▸ Exercise requirements
Pick out and copy every line below that has the word "laboratoire".

▸ The data

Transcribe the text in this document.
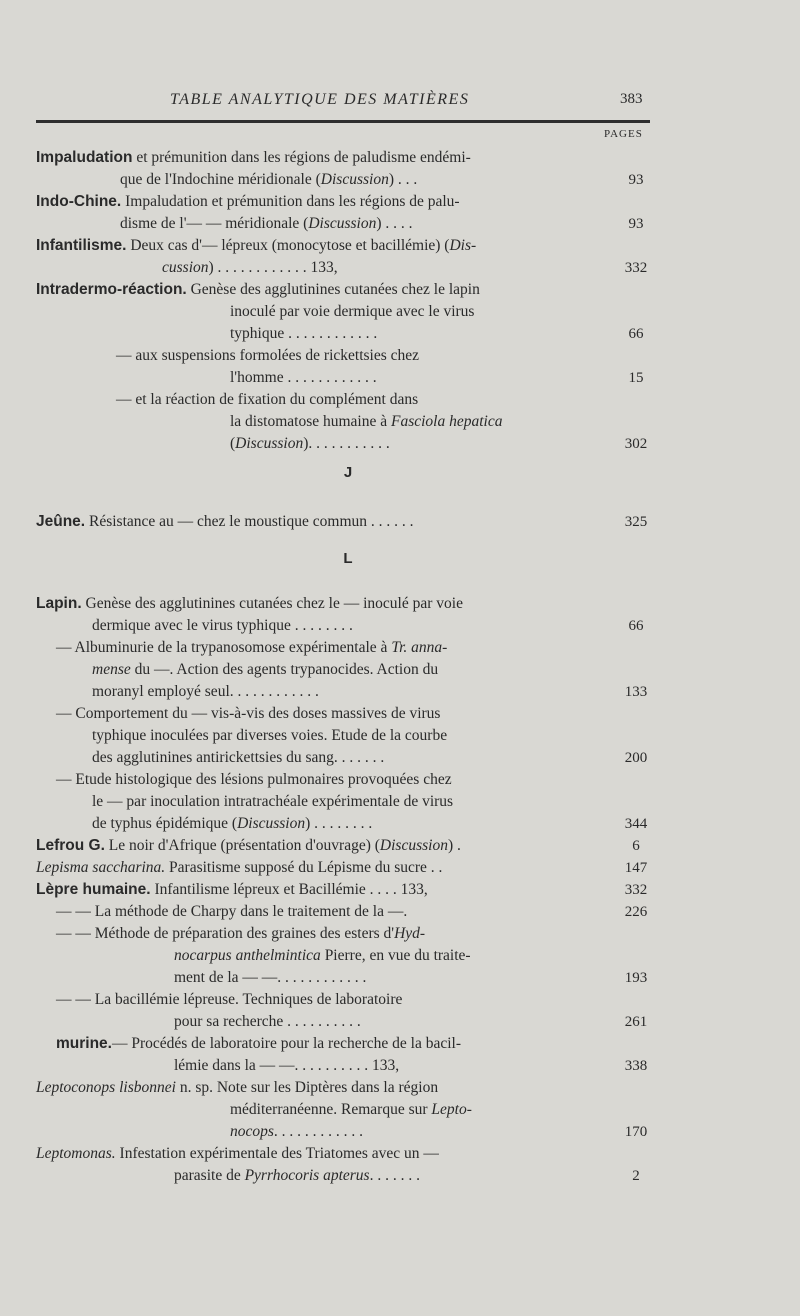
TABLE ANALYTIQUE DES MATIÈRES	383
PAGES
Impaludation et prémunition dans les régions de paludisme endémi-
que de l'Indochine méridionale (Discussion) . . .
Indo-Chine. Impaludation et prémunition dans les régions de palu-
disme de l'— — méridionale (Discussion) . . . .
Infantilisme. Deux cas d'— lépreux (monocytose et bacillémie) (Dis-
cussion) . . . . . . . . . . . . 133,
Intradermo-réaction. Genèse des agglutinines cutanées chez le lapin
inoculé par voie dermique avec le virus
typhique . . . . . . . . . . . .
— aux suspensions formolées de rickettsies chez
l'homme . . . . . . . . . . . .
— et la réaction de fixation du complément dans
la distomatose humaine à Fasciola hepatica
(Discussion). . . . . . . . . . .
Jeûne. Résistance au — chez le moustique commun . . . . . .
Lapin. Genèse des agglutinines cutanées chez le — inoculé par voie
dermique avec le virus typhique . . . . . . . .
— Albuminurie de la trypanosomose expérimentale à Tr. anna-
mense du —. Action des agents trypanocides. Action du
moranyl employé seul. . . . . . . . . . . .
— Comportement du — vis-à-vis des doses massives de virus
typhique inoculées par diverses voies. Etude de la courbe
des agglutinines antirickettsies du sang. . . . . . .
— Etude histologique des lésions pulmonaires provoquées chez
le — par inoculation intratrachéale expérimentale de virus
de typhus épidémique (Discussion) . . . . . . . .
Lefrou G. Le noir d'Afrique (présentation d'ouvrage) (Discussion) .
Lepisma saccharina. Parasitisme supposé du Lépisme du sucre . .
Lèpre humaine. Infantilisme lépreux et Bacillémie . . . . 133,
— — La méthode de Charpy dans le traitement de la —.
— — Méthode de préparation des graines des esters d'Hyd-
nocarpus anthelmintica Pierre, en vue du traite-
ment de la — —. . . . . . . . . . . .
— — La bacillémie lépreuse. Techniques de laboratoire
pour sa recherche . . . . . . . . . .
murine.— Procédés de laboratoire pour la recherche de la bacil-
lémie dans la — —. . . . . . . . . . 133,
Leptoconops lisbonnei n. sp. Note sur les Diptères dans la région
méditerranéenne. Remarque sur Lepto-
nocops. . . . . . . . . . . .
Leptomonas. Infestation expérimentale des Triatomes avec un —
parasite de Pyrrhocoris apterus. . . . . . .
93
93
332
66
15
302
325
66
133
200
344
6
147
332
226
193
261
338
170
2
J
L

▸ Result for this task
— — La bacillémie lépreuse. Techniques de laboratoire
murine.— Procédés de laboratoire pour la recherche de la bacil-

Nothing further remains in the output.